- PROBLEM: Exactly reproduce each entry, leaving out nothing.

>> start MATERIAL PROVIDED

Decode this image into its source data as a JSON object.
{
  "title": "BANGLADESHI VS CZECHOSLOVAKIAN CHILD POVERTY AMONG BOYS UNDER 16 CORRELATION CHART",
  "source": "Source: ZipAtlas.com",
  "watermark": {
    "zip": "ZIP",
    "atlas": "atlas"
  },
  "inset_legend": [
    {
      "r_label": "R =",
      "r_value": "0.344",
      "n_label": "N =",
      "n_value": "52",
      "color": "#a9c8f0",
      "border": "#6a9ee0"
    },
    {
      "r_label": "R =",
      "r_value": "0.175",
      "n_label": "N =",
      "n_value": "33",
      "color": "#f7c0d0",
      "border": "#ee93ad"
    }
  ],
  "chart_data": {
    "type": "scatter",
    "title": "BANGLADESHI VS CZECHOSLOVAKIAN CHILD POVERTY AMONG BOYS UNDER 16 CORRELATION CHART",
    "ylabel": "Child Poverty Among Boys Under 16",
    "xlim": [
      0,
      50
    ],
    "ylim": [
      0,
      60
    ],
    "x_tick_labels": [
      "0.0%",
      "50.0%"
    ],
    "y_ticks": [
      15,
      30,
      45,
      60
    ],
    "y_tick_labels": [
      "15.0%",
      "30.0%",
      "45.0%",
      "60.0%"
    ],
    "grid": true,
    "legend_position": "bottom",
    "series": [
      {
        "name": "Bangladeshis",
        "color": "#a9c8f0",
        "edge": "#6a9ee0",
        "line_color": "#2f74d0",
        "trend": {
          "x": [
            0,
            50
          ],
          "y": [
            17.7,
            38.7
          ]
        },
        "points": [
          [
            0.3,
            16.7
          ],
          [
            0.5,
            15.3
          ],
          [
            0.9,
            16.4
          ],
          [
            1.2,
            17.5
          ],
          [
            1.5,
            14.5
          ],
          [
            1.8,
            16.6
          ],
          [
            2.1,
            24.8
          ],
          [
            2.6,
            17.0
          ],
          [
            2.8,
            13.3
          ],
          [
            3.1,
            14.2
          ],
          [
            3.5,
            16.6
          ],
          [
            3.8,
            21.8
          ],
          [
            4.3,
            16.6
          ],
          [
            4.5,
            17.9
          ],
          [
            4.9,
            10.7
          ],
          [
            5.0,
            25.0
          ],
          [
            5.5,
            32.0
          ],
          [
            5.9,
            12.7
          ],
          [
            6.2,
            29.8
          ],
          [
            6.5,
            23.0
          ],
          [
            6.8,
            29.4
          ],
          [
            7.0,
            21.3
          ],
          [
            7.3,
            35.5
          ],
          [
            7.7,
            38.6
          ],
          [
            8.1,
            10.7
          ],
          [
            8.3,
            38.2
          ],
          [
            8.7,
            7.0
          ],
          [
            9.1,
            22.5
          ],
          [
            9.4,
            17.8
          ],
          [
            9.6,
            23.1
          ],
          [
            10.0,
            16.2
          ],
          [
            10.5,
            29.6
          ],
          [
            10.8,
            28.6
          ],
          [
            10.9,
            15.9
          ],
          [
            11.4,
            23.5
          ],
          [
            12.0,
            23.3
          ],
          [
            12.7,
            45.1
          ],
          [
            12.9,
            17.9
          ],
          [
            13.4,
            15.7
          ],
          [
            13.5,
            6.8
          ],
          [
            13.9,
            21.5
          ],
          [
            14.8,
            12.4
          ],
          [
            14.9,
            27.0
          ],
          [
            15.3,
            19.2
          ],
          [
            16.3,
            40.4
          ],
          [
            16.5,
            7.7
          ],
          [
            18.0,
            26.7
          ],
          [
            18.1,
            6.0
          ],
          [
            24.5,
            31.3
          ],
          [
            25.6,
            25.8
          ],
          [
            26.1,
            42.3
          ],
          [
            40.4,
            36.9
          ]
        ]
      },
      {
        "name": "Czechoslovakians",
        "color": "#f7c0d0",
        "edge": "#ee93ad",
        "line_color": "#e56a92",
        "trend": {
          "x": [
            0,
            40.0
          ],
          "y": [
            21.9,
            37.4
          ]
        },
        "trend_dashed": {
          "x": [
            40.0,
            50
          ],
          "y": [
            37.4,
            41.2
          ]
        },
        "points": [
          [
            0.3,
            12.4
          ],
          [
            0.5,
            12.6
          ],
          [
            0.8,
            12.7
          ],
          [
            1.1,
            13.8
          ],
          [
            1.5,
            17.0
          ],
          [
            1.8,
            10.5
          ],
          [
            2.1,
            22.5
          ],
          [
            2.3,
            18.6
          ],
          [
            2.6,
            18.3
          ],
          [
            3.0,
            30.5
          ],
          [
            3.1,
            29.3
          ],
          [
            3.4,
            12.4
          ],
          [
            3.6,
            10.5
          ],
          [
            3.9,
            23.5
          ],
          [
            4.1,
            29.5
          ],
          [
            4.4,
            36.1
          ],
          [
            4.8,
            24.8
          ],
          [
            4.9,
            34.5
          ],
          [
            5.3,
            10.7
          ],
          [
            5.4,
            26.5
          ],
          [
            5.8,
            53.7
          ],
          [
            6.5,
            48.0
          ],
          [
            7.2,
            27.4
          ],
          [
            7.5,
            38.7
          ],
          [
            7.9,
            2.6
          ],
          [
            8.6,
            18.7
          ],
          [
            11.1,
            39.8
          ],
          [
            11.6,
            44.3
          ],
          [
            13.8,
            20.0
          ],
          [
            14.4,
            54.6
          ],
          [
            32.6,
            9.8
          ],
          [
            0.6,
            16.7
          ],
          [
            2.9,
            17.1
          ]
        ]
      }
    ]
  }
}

>> end MATERIAL PROVIDED

- RESPONSE BELOW:
Decode this image into its source data as a JSON object.
{
  "title": "BANGLADESHI VS CZECHOSLOVAKIAN CHILD POVERTY AMONG BOYS UNDER 16 CORRELATION CHART",
  "source": "Source: ZipAtlas.com",
  "watermark": {
    "zip": "ZIP",
    "atlas": "atlas"
  },
  "inset_legend": [
    {
      "r_label": "R =",
      "r_value": "0.344",
      "n_label": "N =",
      "n_value": "52",
      "color": "#a9c8f0",
      "border": "#6a9ee0"
    },
    {
      "r_label": "R =",
      "r_value": "0.175",
      "n_label": "N =",
      "n_value": "33",
      "color": "#f7c0d0",
      "border": "#ee93ad"
    }
  ],
  "chart_data": {
    "type": "scatter",
    "title": "BANGLADESHI VS CZECHOSLOVAKIAN CHILD POVERTY AMONG BOYS UNDER 16 CORRELATION CHART",
    "ylabel": "Child Poverty Among Boys Under 16",
    "xlim": [
      0,
      50
    ],
    "ylim": [
      0,
      60
    ],
    "x_tick_labels": [
      "0.0%",
      "50.0%"
    ],
    "y_ticks": [
      15,
      30,
      45,
      60
    ],
    "y_tick_labels": [
      "15.0%",
      "30.0%",
      "45.0%",
      "60.0%"
    ],
    "grid": true,
    "legend_position": "bottom",
    "series": [
      {
        "name": "Bangladeshis",
        "color": "#a9c8f0",
        "edge": "#6a9ee0",
        "line_color": "#2f74d0",
        "trend": {
          "x": [
            0,
            50
          ],
          "y": [
            17.7,
            38.7
          ]
        },
        "points": [
          [
            0.3,
            16.7
          ],
          [
            0.5,
            15.3
          ],
          [
            0.9,
            16.4
          ],
          [
            1.2,
            17.5
          ],
          [
            1.5,
            14.5
          ],
          [
            1.8,
            16.6
          ],
          [
            2.1,
            24.8
          ],
          [
            2.6,
            17.0
          ],
          [
            2.8,
            13.3
          ],
          [
            3.1,
            14.2
          ],
          [
            3.5,
            16.6
          ],
          [
            3.8,
            21.8
          ],
          [
            4.3,
            16.6
          ],
          [
            4.5,
            17.9
          ],
          [
            4.9,
            10.7
          ],
          [
            5.0,
            25.0
          ],
          [
            5.5,
            32.0
          ],
          [
            5.9,
            12.7
          ],
          [
            6.2,
            29.8
          ],
          [
            6.5,
            23.0
          ],
          [
            6.8,
            29.4
          ],
          [
            7.0,
            21.3
          ],
          [
            7.3,
            35.5
          ],
          [
            7.7,
            38.6
          ],
          [
            8.1,
            10.7
          ],
          [
            8.3,
            38.2
          ],
          [
            8.7,
            7.0
          ],
          [
            9.1,
            22.5
          ],
          [
            9.4,
            17.8
          ],
          [
            9.6,
            23.1
          ],
          [
            10.0,
            16.2
          ],
          [
            10.5,
            29.6
          ],
          [
            10.8,
            28.6
          ],
          [
            10.9,
            15.9
          ],
          [
            11.4,
            23.5
          ],
          [
            12.0,
            23.3
          ],
          [
            12.7,
            45.1
          ],
          [
            12.9,
            17.9
          ],
          [
            13.4,
            15.7
          ],
          [
            13.5,
            6.8
          ],
          [
            13.9,
            21.5
          ],
          [
            14.8,
            12.4
          ],
          [
            14.9,
            27.0
          ],
          [
            15.3,
            19.2
          ],
          [
            16.3,
            40.4
          ],
          [
            16.5,
            7.7
          ],
          [
            18.0,
            26.7
          ],
          [
            18.1,
            6.0
          ],
          [
            24.5,
            31.3
          ],
          [
            25.6,
            25.8
          ],
          [
            26.1,
            42.3
          ],
          [
            40.4,
            36.9
          ]
        ]
      },
      {
        "name": "Czechoslovakians",
        "color": "#f7c0d0",
        "edge": "#ee93ad",
        "line_color": "#e56a92",
        "trend": {
          "x": [
            0,
            40.0
          ],
          "y": [
            21.9,
            37.4
          ]
        },
        "trend_dashed": {
          "x": [
            40.0,
            50
          ],
          "y": [
            37.4,
            41.2
          ]
        },
        "points": [
          [
            0.3,
            12.4
          ],
          [
            0.5,
            12.6
          ],
          [
            0.8,
            12.7
          ],
          [
            1.1,
            13.8
          ],
          [
            1.5,
            17.0
          ],
          [
            1.8,
            10.5
          ],
          [
            2.1,
            22.5
          ],
          [
            2.3,
            18.6
          ],
          [
            2.6,
            18.3
          ],
          [
            3.0,
            30.5
          ],
          [
            3.1,
            29.3
          ],
          [
            3.4,
            12.4
          ],
          [
            3.6,
            10.5
          ],
          [
            3.9,
            23.5
          ],
          [
            4.1,
            29.5
          ],
          [
            4.4,
            36.1
          ],
          [
            4.8,
            24.8
          ],
          [
            4.9,
            34.5
          ],
          [
            5.3,
            10.7
          ],
          [
            5.4,
            26.5
          ],
          [
            5.8,
            53.7
          ],
          [
            6.5,
            48.0
          ],
          [
            7.2,
            27.4
          ],
          [
            7.5,
            38.7
          ],
          [
            7.9,
            2.6
          ],
          [
            8.6,
            18.7
          ],
          [
            11.1,
            39.8
          ],
          [
            11.6,
            44.3
          ],
          [
            13.8,
            20.0
          ],
          [
            14.4,
            54.6
          ],
          [
            32.6,
            9.8
          ],
          [
            0.6,
            16.7
          ],
          [
            2.9,
            17.1
          ]
        ]
      }
    ]
  }
}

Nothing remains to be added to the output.